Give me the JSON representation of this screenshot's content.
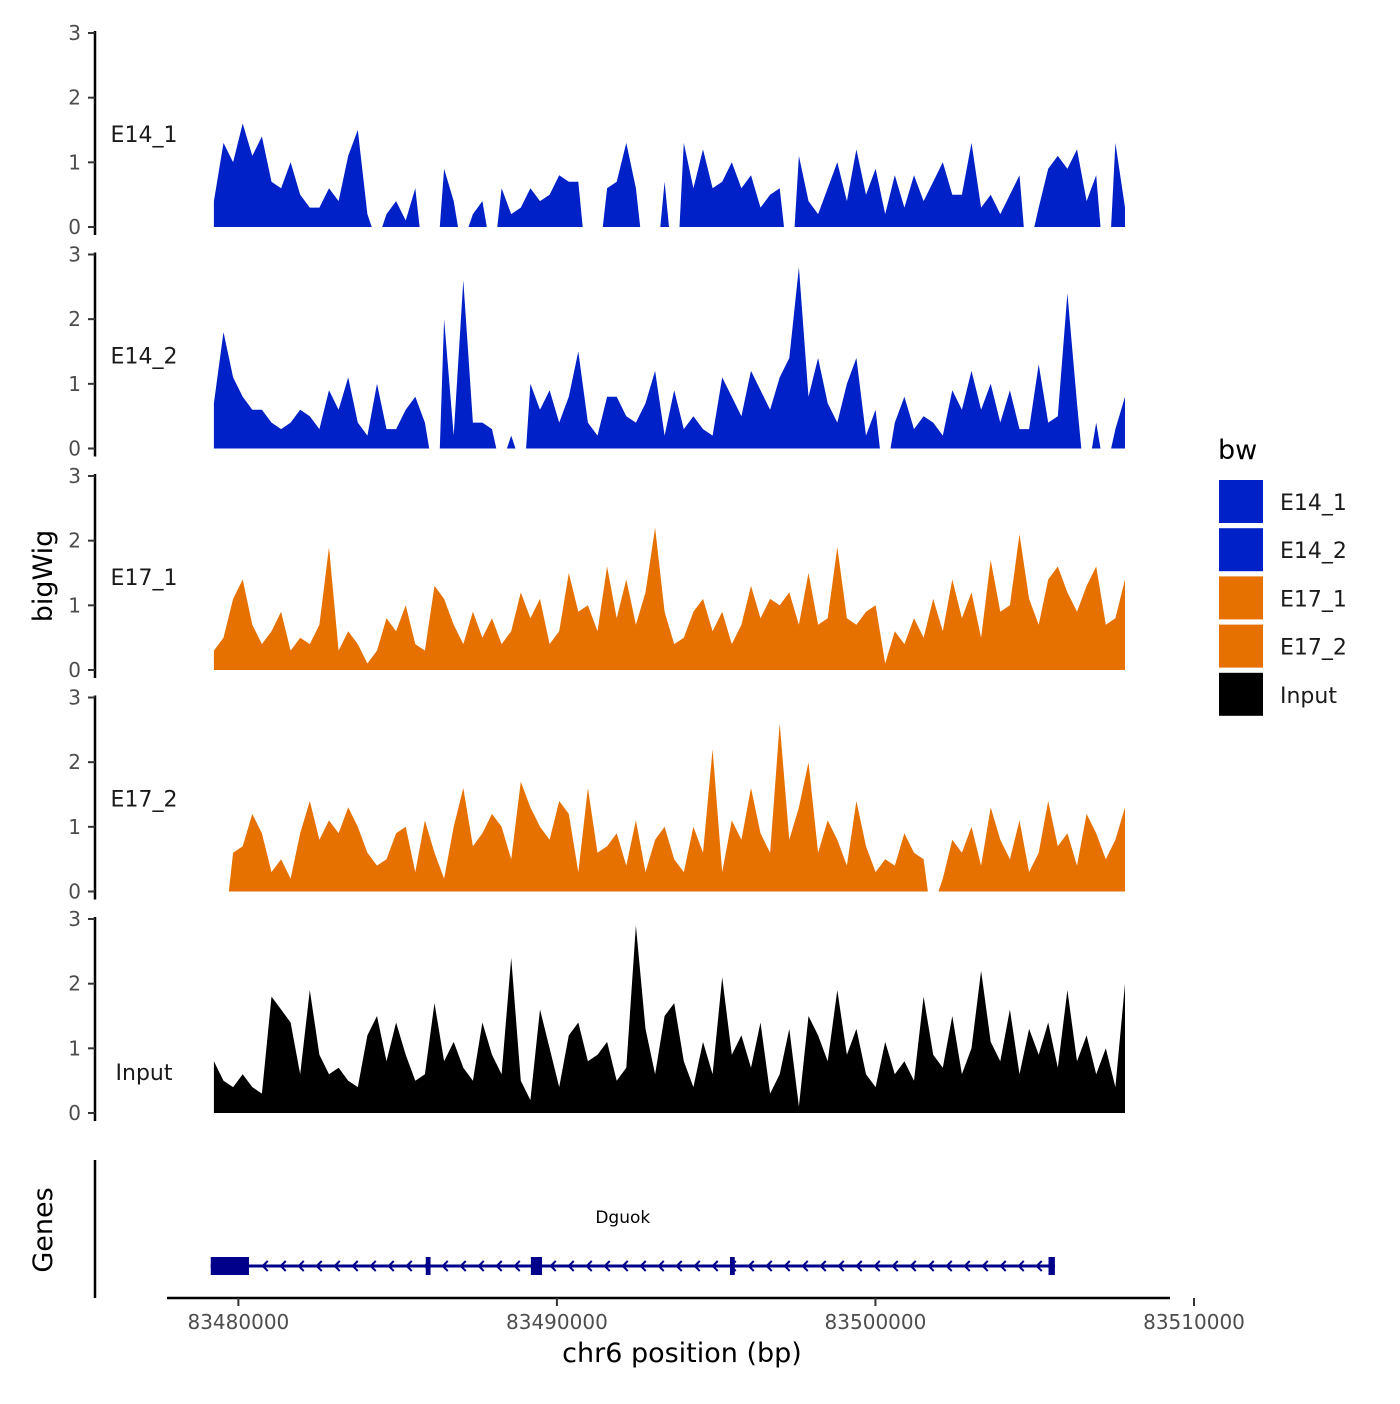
{
  "chart_data": {
    "type": "area",
    "title": "",
    "ylabel": "bigWig",
    "genes_label": "Genes",
    "xlabel": "chr6 position (bp)",
    "xlim": [
      83479800,
      83510000
    ],
    "x_ticks": [
      83480000,
      83490000,
      83500000,
      83510000
    ],
    "x_tick_labels": [
      "83480000",
      "83490000",
      "83500000",
      "83510000"
    ],
    "ylim": [
      0,
      3
    ],
    "y_ticks": [
      0,
      1,
      2,
      3
    ],
    "y_tick_labels": [
      "0",
      "1",
      "2",
      "3"
    ],
    "legend": {
      "title": "bw",
      "position": "right",
      "entries": [
        {
          "name": "E14_1",
          "color": "#0020C8"
        },
        {
          "name": "E14_2",
          "color": "#0020C8"
        },
        {
          "name": "E17_1",
          "color": "#E67100"
        },
        {
          "name": "E17_2",
          "color": "#E67100"
        },
        {
          "name": "Input",
          "color": "#000000"
        }
      ]
    },
    "bin_start": 83480300,
    "bin_end": 83508900,
    "bins": 96,
    "series": [
      {
        "name": "E14_1",
        "color": "#0020C8",
        "values": [
          0.4,
          1.3,
          1.0,
          1.6,
          1.1,
          1.4,
          0.7,
          0.6,
          1.0,
          0.5,
          0.3,
          0.3,
          0.6,
          0.4,
          1.1,
          1.5,
          0.2,
          null,
          0.2,
          0.4,
          0.1,
          0.6,
          null,
          null,
          0.9,
          0.4,
          null,
          0.2,
          0.4,
          null,
          0.6,
          0.2,
          0.3,
          0.6,
          0.4,
          0.5,
          0.8,
          0.7,
          0.7,
          null,
          null,
          0.6,
          0.7,
          1.3,
          0.6,
          null,
          null,
          0.7,
          null,
          1.3,
          0.6,
          1.2,
          0.6,
          0.7,
          1.0,
          0.6,
          0.8,
          0.3,
          0.5,
          0.6,
          null,
          1.1,
          0.4,
          0.2,
          0.6,
          1.0,
          0.4,
          1.2,
          0.5,
          0.9,
          0.2,
          0.8,
          0.3,
          0.8,
          0.4,
          0.7,
          1.0,
          0.5,
          0.5,
          1.3,
          0.3,
          0.5,
          0.2,
          0.5,
          0.8,
          null,
          0.3,
          0.9,
          1.1,
          0.9,
          1.2,
          0.4,
          0.8,
          null,
          1.3,
          0.3
        ]
      },
      {
        "name": "E14_2",
        "color": "#0020C8",
        "values": [
          0.7,
          1.8,
          1.1,
          0.8,
          0.6,
          0.6,
          0.4,
          0.3,
          0.4,
          0.6,
          0.5,
          0.3,
          0.9,
          0.6,
          1.1,
          0.4,
          0.2,
          1.0,
          0.3,
          0.3,
          0.6,
          0.8,
          0.4,
          null,
          2.0,
          0.2,
          2.6,
          0.4,
          0.4,
          0.3,
          null,
          0.2,
          null,
          1.0,
          0.6,
          0.9,
          0.4,
          0.8,
          1.5,
          0.4,
          0.2,
          0.8,
          0.8,
          0.5,
          0.4,
          0.7,
          1.2,
          0.2,
          0.9,
          0.3,
          0.5,
          0.3,
          0.2,
          1.1,
          0.8,
          0.5,
          1.2,
          0.9,
          0.6,
          1.1,
          1.4,
          2.8,
          0.8,
          1.4,
          0.7,
          0.4,
          1.0,
          1.4,
          0.2,
          0.6,
          null,
          0.4,
          0.8,
          0.3,
          0.5,
          0.4,
          0.2,
          0.9,
          0.6,
          1.2,
          0.6,
          1.0,
          0.4,
          0.9,
          0.3,
          0.3,
          1.3,
          0.4,
          0.5,
          2.4,
          0.7,
          null,
          0.4,
          null,
          0.3,
          0.8
        ]
      },
      {
        "name": "E17_1",
        "color": "#E67100",
        "values": [
          0.3,
          0.5,
          1.1,
          1.4,
          0.7,
          0.4,
          0.6,
          0.9,
          0.3,
          0.5,
          0.4,
          0.7,
          1.9,
          0.3,
          0.6,
          0.4,
          0.1,
          0.3,
          0.8,
          0.6,
          1.0,
          0.4,
          0.3,
          1.3,
          1.1,
          0.7,
          0.4,
          0.9,
          0.5,
          0.8,
          0.4,
          0.6,
          1.2,
          0.8,
          1.1,
          0.4,
          0.6,
          1.5,
          0.9,
          1.0,
          0.6,
          1.6,
          0.8,
          1.4,
          0.7,
          1.2,
          2.2,
          0.9,
          0.4,
          0.5,
          0.9,
          1.1,
          0.6,
          0.9,
          0.4,
          0.7,
          1.3,
          0.8,
          1.1,
          1.0,
          1.2,
          0.7,
          1.5,
          0.7,
          0.8,
          1.9,
          0.8,
          0.7,
          0.9,
          1.0,
          0.1,
          0.6,
          0.4,
          0.8,
          0.5,
          1.1,
          0.6,
          1.4,
          0.8,
          1.2,
          0.5,
          1.7,
          0.9,
          1.0,
          2.1,
          1.1,
          0.7,
          1.4,
          1.6,
          1.2,
          0.9,
          1.3,
          1.6,
          0.7,
          0.8,
          1.4
        ]
      },
      {
        "name": "E17_2",
        "color": "#E67100",
        "values": [
          null,
          null,
          0.6,
          0.7,
          1.2,
          0.9,
          0.3,
          0.5,
          0.2,
          0.9,
          1.4,
          0.8,
          1.1,
          0.9,
          1.3,
          1.0,
          0.6,
          0.4,
          0.5,
          0.9,
          1.0,
          0.3,
          1.1,
          0.6,
          0.2,
          1.0,
          1.6,
          0.7,
          0.9,
          1.2,
          1.0,
          0.5,
          1.7,
          1.3,
          1.0,
          0.8,
          1.4,
          1.2,
          0.3,
          1.6,
          0.6,
          0.7,
          0.9,
          0.4,
          1.1,
          0.3,
          0.8,
          1.0,
          0.5,
          0.3,
          1.0,
          0.6,
          2.2,
          0.3,
          1.1,
          0.8,
          1.6,
          0.9,
          0.6,
          2.6,
          0.8,
          1.3,
          2.0,
          0.6,
          1.1,
          0.8,
          0.4,
          1.4,
          0.7,
          0.3,
          0.5,
          0.4,
          0.9,
          0.6,
          0.5,
          null,
          0.2,
          0.8,
          0.6,
          1.0,
          0.4,
          1.3,
          0.8,
          0.5,
          1.1,
          0.3,
          0.6,
          1.4,
          0.7,
          0.9,
          0.4,
          1.2,
          0.9,
          0.5,
          0.8,
          1.3
        ]
      },
      {
        "name": "Input",
        "color": "#000000",
        "values": [
          0.8,
          0.5,
          0.4,
          0.6,
          0.4,
          0.3,
          1.8,
          1.6,
          1.4,
          0.6,
          1.9,
          0.9,
          0.6,
          0.7,
          0.5,
          0.4,
          1.2,
          1.5,
          0.8,
          1.4,
          0.9,
          0.5,
          0.6,
          1.7,
          0.8,
          1.1,
          0.7,
          0.5,
          1.4,
          0.9,
          0.6,
          2.4,
          0.5,
          0.2,
          1.6,
          1.0,
          0.4,
          1.2,
          1.4,
          0.8,
          0.9,
          1.1,
          0.5,
          0.7,
          2.9,
          1.3,
          0.6,
          1.5,
          1.7,
          0.8,
          0.4,
          1.1,
          0.6,
          2.1,
          0.9,
          1.2,
          0.7,
          1.4,
          0.3,
          0.6,
          1.3,
          0.1,
          1.5,
          1.2,
          0.8,
          1.9,
          0.9,
          1.3,
          0.6,
          0.4,
          1.1,
          0.6,
          0.8,
          0.5,
          1.8,
          0.9,
          0.7,
          1.5,
          0.6,
          1.0,
          2.2,
          1.1,
          0.8,
          1.6,
          0.6,
          1.3,
          0.9,
          1.4,
          0.7,
          1.9,
          0.8,
          1.2,
          0.6,
          1.0,
          0.4,
          2.0
        ]
      }
    ],
    "genes": [
      {
        "name": "Dguok",
        "strand": "-",
        "start": 83480200,
        "end": 83506700,
        "exons": [
          [
            83480200,
            83481400
          ],
          [
            83486950,
            83487100
          ],
          [
            83490250,
            83490600
          ],
          [
            83496500,
            83496650
          ],
          [
            83506500,
            83506700
          ]
        ]
      }
    ]
  }
}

**What to work on**
Going through the material, how many lines contain the word "name"? Please give only the number.

**Result of the task**
11